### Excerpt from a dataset
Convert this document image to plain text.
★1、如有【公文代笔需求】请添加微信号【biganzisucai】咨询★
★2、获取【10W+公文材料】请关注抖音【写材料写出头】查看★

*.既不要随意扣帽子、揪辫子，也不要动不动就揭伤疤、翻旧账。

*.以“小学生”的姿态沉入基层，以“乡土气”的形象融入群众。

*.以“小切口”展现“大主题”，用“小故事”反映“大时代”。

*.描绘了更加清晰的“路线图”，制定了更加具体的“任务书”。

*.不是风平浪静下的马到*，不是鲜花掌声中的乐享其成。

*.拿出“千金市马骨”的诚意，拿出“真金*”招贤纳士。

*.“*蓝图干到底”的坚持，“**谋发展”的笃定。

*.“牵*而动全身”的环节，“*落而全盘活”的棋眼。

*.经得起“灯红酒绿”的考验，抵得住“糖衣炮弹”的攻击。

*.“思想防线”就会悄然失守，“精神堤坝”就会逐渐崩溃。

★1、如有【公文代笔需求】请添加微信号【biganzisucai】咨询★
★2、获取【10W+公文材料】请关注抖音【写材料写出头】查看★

---

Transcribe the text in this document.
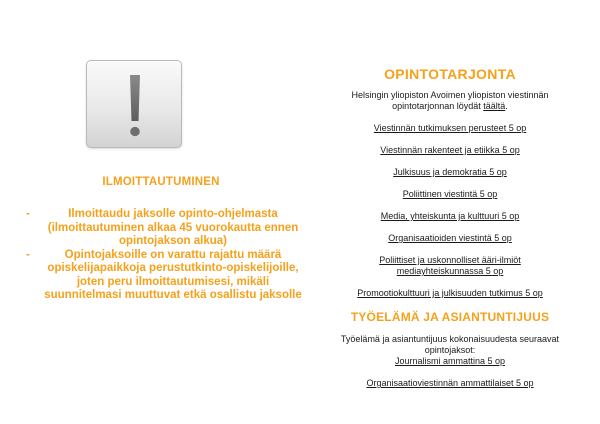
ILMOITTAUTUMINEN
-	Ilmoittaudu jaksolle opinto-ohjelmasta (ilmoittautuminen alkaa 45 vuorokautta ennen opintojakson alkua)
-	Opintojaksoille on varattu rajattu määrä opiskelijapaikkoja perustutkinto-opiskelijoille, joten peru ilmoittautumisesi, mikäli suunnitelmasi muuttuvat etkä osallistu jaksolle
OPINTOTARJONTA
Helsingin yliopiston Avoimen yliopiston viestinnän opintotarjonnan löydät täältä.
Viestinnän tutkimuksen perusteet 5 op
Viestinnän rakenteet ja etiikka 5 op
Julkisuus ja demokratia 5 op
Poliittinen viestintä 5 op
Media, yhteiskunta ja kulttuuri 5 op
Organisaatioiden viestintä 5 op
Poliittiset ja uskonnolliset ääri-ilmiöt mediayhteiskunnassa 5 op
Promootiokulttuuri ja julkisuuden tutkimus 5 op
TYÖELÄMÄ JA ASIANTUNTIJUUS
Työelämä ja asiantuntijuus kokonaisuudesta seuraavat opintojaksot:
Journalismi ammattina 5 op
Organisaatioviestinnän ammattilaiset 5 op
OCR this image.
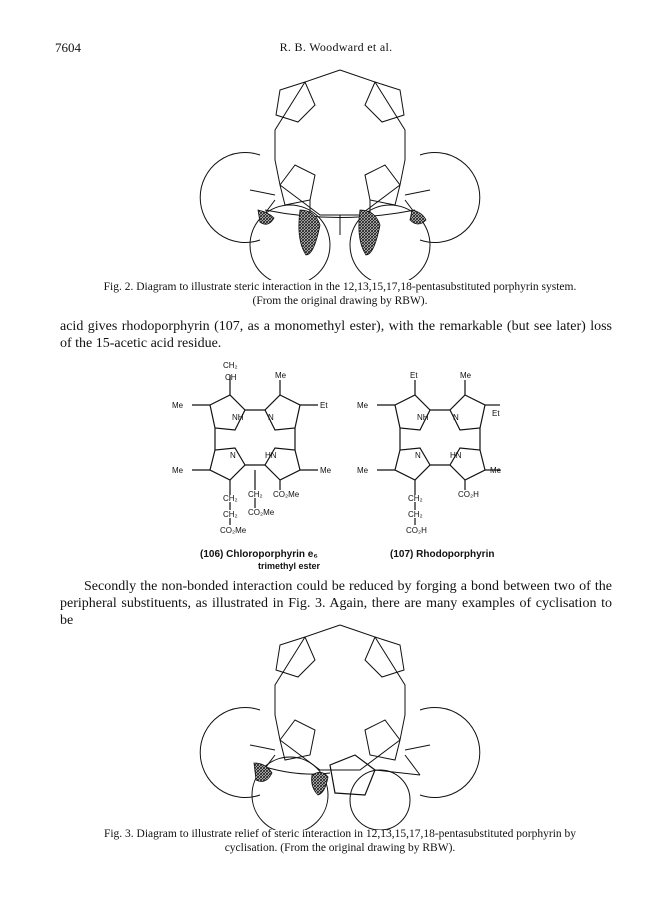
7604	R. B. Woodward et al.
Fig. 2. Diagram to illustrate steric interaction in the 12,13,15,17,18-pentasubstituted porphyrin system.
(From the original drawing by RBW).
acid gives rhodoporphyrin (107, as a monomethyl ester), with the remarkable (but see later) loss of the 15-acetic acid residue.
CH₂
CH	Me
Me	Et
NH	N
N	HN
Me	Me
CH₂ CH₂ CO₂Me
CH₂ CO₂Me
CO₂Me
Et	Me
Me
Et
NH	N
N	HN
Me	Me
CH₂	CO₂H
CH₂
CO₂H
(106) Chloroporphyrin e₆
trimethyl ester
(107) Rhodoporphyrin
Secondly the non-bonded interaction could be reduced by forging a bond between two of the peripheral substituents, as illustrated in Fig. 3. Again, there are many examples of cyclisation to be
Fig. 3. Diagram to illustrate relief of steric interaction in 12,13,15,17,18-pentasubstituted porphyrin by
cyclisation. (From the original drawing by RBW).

### Written exercise
Scan the lines above for "viestintä", then copy every one that has it.

### Task response
Poliittinen viestintä 5 op
Organisaatioiden viestintä 5 op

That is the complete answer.